DOCUMENT PASSAGE:
——————
2.5.3. DMA Device Parameter Configuration Table

Each DMA device has a parameter configuration macro, the macro definition is located in the peripheral_config.h file under the bsp/board/xxx directory, and the variable definition is located in hal_dma.c, so there is no need for the user himself Define variables. When the user opens the macro of the corresponding device, the configuration of the device will take effect. For example, open the macro BSP_USING_DMA0_CH0, DMA0_CH0_CONFIG will take effect, and the DMA channel 0 device can be registered and used.

/*Parameter configuration macro*/
#if defined(BSP_USING_DMA0_CH0)
——————
PROVIDED MATERIAL:
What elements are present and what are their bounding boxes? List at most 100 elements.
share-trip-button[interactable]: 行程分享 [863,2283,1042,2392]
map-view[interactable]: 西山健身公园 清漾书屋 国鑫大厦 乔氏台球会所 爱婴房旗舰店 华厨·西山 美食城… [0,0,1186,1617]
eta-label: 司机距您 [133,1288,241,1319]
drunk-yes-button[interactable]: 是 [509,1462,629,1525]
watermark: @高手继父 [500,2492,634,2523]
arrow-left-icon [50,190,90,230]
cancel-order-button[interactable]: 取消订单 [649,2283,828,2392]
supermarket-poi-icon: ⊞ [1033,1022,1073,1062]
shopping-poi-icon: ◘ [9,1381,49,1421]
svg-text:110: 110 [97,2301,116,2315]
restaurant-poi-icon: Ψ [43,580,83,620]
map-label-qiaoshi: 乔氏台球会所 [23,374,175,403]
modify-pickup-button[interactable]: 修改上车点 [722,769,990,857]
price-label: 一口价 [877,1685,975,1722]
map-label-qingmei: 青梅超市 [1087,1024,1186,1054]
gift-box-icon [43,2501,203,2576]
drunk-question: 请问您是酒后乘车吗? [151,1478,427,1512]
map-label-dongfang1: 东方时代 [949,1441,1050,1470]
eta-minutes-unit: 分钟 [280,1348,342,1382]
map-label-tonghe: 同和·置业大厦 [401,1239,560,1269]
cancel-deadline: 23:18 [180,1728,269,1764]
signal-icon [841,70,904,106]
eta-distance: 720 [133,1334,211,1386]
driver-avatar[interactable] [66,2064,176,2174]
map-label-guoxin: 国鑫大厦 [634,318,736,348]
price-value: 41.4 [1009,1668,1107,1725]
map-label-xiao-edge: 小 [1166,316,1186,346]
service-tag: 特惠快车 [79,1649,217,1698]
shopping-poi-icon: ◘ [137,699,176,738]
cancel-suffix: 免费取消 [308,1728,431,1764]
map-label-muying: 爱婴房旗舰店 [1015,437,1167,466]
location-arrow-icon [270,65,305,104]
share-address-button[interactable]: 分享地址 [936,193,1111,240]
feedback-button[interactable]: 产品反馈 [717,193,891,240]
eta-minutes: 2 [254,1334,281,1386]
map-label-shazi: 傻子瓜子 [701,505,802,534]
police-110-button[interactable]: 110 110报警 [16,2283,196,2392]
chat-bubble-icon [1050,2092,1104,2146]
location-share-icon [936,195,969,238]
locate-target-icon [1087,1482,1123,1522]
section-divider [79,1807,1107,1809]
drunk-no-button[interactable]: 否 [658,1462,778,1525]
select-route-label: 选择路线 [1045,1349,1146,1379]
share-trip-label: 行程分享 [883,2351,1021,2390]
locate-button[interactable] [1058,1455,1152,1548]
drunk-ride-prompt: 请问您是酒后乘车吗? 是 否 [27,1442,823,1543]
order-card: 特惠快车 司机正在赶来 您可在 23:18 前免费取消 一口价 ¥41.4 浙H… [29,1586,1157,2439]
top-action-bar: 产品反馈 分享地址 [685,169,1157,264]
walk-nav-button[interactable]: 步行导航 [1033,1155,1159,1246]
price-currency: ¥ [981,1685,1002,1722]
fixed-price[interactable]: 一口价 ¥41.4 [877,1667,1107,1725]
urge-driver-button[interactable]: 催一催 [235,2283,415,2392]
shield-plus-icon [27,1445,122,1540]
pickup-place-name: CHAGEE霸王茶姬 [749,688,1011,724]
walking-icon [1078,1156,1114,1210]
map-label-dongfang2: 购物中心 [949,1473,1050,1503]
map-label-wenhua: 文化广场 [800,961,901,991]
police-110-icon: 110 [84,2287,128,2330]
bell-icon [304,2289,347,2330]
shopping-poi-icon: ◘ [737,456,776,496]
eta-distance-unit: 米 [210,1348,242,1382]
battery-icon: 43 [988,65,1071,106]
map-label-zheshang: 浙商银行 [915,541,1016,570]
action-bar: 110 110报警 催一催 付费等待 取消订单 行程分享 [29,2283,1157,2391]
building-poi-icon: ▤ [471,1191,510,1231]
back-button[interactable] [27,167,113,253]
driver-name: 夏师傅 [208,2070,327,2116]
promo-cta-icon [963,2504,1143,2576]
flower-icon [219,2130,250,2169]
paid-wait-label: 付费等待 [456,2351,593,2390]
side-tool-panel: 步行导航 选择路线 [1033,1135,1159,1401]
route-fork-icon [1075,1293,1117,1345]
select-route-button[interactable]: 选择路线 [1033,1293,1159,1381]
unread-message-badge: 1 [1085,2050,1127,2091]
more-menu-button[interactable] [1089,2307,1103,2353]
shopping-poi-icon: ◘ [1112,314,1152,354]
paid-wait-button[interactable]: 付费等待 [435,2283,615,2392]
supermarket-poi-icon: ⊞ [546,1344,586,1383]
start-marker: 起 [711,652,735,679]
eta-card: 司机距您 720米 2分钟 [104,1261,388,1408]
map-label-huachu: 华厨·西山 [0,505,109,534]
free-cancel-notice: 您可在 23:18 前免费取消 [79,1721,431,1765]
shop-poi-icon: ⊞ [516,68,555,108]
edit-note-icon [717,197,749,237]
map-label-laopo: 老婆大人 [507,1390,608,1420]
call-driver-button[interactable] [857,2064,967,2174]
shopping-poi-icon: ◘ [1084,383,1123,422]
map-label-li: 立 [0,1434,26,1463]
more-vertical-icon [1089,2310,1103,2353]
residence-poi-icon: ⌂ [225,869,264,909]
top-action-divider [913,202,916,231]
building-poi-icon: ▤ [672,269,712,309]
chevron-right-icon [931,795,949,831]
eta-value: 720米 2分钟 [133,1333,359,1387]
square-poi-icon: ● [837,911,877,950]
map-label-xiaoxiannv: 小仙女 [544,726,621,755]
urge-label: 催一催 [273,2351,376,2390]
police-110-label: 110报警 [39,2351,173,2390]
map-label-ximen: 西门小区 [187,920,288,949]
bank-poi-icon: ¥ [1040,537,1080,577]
——————
EXERCISE SET:
1. From the DMA configuration passage, reproduce the portion that begins at the words "2.5.3. DMA Device" and stops after "registered and used.".
2. Answer these about the DMA configuration passage, one line each:
(a) Which file holds the macro definition, and under which directory?
(b) In which file is the variable definition located?
(c) Which configuration takes effect when the macro BSP_USING_DMA0_CH0 is opened?

RESPONSES IN ORDER:
1.
2.5.3. DMA Device Parameter Configuration Table

Each DMA device has a parameter configuration macro, the macro definition is located in the peripheral_config.h file under the bsp/board/xxx directory, and the variable definition is located in hal_dma.c, so there is no need for the user himself Define variables. When the user opens the macro of the corresponding device, the configuration of the device will take effect. For example, open the macro BSP_USING_DMA0_CH0, DMA0_CH0_CONFIG will take effect, and the DMA channel 0 device can be registered and used.

2.
(a) peripheral_config.h, under the bsp/board/xxx directory
(b) hal_dma.c
(c) DMA0_CH0_CONFIG